Determine how many lines below hold the string "burger". Reply with the number alone.

........

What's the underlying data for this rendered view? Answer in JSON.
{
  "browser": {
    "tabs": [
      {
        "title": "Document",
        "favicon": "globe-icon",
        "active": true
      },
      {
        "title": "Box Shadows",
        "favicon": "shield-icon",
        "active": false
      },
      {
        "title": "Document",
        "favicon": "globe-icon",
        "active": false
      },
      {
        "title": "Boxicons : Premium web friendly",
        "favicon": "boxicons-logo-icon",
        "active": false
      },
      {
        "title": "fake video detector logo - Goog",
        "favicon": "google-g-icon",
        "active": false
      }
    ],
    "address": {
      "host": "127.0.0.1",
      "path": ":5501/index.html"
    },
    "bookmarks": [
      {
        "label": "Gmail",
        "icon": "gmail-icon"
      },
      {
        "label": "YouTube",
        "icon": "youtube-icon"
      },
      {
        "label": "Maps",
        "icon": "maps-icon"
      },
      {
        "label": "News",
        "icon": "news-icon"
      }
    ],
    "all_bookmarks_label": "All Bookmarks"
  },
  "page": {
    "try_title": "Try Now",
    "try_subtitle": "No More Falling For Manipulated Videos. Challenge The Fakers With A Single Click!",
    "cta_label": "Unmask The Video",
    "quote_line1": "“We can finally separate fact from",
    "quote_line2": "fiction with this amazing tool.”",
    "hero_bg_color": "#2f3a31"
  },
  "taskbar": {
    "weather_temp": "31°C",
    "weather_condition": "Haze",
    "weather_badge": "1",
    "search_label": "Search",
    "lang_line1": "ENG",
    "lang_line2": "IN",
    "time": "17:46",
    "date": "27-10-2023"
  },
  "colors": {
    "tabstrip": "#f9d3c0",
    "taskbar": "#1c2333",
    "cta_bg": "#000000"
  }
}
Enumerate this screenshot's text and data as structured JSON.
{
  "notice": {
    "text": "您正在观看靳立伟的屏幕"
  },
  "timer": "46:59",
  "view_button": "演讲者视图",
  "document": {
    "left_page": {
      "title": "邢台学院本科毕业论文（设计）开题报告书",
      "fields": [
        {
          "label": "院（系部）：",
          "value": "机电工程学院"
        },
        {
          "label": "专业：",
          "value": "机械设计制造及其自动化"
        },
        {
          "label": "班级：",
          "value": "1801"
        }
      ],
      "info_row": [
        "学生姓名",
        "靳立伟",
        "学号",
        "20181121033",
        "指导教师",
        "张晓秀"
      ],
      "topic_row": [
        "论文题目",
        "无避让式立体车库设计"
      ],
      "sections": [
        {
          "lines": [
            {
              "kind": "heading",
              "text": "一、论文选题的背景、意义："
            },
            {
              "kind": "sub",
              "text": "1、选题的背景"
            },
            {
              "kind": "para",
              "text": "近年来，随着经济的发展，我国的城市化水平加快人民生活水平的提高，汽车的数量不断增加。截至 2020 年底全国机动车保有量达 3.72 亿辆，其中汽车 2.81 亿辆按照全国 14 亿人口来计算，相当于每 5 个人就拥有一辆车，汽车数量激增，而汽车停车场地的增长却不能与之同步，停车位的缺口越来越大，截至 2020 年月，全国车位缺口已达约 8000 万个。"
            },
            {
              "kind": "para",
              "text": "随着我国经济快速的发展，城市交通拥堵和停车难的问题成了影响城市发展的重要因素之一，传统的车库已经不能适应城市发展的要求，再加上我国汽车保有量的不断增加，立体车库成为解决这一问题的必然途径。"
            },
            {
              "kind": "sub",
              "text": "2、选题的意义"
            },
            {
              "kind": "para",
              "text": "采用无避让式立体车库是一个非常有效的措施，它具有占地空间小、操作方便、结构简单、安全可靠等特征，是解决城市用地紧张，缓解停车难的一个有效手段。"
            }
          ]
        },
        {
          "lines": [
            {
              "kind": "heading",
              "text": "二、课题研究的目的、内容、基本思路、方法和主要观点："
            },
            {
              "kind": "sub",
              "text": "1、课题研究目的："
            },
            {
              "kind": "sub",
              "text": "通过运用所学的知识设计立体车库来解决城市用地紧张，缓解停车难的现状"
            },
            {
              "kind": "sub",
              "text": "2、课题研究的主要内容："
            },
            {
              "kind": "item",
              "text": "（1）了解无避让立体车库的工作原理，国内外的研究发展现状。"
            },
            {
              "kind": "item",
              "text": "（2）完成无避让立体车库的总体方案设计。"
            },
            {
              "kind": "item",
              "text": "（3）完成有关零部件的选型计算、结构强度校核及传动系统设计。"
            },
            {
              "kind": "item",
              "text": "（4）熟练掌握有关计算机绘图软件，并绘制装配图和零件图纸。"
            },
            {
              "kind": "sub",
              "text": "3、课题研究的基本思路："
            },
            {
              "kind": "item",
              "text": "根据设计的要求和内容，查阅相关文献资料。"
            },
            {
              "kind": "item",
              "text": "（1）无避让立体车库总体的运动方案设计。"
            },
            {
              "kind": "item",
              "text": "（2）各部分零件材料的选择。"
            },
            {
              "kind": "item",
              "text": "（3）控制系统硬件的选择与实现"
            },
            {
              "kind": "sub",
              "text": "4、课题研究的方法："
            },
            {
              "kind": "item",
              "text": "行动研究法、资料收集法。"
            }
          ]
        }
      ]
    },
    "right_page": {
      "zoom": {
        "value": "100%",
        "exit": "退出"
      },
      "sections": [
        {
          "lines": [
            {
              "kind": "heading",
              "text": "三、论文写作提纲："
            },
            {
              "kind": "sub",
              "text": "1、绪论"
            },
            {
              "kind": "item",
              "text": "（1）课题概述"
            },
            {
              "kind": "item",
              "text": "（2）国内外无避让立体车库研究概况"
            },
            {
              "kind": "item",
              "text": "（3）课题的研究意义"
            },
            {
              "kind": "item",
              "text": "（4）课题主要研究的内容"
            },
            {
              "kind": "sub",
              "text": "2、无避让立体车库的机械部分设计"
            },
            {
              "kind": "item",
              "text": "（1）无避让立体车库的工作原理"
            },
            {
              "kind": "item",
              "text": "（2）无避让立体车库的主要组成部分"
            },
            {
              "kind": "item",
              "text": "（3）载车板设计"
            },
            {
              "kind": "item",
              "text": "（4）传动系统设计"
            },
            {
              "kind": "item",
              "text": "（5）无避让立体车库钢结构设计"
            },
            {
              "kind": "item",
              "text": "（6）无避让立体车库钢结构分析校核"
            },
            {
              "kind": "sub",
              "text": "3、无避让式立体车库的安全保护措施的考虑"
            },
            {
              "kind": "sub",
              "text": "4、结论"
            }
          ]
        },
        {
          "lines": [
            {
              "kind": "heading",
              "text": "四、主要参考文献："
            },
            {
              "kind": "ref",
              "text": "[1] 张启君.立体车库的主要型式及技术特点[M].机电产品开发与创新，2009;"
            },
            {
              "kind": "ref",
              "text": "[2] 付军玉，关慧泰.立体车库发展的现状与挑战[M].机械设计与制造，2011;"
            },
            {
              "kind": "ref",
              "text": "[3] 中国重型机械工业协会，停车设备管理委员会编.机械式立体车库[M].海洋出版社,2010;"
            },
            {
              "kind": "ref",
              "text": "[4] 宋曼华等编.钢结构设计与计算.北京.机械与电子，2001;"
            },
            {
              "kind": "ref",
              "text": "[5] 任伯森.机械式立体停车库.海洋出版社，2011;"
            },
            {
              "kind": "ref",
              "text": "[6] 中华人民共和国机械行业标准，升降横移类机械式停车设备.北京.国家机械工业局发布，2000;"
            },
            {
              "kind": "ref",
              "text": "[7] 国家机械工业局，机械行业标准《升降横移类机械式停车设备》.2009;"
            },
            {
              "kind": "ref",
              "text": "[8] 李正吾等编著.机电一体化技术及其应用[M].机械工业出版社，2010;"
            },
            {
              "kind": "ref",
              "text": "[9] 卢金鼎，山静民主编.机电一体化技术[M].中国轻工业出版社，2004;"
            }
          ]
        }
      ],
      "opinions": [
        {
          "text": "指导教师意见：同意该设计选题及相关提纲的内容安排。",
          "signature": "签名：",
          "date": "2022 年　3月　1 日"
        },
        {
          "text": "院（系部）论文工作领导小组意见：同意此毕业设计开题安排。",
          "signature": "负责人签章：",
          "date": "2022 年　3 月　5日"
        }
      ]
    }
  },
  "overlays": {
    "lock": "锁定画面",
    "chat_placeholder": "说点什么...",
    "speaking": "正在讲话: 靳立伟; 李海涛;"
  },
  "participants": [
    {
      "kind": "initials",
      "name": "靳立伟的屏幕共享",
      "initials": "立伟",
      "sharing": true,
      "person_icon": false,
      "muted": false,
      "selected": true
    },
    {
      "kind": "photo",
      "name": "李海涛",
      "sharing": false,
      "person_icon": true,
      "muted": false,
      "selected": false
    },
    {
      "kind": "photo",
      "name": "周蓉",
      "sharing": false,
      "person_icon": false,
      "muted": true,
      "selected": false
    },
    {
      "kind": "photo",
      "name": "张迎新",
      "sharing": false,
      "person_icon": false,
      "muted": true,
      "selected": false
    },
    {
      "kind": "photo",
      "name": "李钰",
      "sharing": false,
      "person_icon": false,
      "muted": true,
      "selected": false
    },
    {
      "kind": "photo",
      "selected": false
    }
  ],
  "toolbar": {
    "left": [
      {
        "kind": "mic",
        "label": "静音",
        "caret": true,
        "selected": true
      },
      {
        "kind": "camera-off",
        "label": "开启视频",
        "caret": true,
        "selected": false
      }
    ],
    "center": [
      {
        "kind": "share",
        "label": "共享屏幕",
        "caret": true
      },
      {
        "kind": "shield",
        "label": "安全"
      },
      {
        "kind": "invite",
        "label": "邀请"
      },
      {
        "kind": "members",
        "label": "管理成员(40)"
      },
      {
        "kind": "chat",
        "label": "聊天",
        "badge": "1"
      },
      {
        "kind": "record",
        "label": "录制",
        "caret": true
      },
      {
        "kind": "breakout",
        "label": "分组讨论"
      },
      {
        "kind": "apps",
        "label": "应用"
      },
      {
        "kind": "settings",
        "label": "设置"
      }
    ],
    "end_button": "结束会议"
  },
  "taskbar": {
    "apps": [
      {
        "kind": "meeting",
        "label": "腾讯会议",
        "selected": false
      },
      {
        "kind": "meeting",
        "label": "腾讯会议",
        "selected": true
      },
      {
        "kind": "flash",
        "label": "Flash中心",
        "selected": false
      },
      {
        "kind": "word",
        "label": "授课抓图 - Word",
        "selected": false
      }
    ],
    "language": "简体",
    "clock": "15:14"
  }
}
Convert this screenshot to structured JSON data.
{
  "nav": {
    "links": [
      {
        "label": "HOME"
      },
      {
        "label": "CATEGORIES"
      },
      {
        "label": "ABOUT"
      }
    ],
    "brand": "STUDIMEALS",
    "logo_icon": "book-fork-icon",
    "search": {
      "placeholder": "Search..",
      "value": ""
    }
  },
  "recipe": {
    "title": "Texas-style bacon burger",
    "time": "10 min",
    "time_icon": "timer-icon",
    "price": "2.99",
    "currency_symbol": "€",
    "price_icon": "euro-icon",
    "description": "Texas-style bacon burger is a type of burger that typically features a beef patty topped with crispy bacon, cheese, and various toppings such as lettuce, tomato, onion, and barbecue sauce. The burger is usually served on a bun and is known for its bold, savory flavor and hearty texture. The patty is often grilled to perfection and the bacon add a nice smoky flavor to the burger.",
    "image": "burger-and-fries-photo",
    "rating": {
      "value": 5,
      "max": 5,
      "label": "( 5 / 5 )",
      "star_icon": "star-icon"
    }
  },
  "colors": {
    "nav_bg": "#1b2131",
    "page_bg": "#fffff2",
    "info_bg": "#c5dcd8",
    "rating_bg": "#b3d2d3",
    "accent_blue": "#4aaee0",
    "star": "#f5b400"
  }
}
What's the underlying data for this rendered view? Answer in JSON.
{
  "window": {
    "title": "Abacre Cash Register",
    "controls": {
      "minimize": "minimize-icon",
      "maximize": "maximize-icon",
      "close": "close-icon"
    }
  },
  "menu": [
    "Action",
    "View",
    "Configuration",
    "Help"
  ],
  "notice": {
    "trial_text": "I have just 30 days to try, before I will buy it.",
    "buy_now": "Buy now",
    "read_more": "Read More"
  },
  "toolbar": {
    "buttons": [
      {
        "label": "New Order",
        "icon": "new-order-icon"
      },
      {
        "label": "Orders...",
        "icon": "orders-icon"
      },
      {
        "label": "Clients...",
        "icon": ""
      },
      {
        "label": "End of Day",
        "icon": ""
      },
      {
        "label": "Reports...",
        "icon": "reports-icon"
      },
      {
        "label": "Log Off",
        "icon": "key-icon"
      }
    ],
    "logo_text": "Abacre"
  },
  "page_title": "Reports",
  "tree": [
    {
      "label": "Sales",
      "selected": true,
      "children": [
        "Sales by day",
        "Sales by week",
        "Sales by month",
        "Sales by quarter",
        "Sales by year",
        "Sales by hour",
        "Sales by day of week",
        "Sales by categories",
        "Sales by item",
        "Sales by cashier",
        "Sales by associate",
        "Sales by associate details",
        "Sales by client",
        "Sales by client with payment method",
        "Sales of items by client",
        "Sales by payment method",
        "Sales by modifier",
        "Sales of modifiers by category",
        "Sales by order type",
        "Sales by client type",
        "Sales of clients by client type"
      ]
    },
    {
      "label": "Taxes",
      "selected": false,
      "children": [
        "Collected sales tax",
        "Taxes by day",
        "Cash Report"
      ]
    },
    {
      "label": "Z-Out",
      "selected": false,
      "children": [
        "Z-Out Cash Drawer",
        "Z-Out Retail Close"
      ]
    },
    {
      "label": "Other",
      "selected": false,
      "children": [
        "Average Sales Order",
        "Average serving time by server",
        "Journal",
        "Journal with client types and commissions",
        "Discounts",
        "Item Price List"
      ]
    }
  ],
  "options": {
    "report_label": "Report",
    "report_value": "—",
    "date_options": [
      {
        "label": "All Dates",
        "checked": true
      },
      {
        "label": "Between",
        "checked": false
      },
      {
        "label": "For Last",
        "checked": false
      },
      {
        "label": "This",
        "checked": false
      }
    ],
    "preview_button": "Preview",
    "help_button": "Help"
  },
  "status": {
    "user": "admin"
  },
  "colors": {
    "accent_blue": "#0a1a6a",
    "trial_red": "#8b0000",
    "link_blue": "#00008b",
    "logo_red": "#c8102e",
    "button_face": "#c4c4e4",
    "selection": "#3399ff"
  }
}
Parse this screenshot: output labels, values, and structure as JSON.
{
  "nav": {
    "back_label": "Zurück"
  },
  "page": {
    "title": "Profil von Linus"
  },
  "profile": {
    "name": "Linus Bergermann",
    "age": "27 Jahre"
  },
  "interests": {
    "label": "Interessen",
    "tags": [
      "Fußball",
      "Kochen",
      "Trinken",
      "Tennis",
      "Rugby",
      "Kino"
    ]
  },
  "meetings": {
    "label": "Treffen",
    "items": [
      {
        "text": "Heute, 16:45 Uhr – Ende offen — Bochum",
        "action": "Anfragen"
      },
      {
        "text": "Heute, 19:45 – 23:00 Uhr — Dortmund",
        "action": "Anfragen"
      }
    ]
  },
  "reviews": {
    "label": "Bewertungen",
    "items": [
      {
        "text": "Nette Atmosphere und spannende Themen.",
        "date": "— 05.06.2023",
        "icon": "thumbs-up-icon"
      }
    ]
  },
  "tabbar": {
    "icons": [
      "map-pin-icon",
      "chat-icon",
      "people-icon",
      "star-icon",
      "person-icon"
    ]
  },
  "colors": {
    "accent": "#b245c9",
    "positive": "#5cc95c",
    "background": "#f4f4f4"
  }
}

........

▸ Result for this task: 3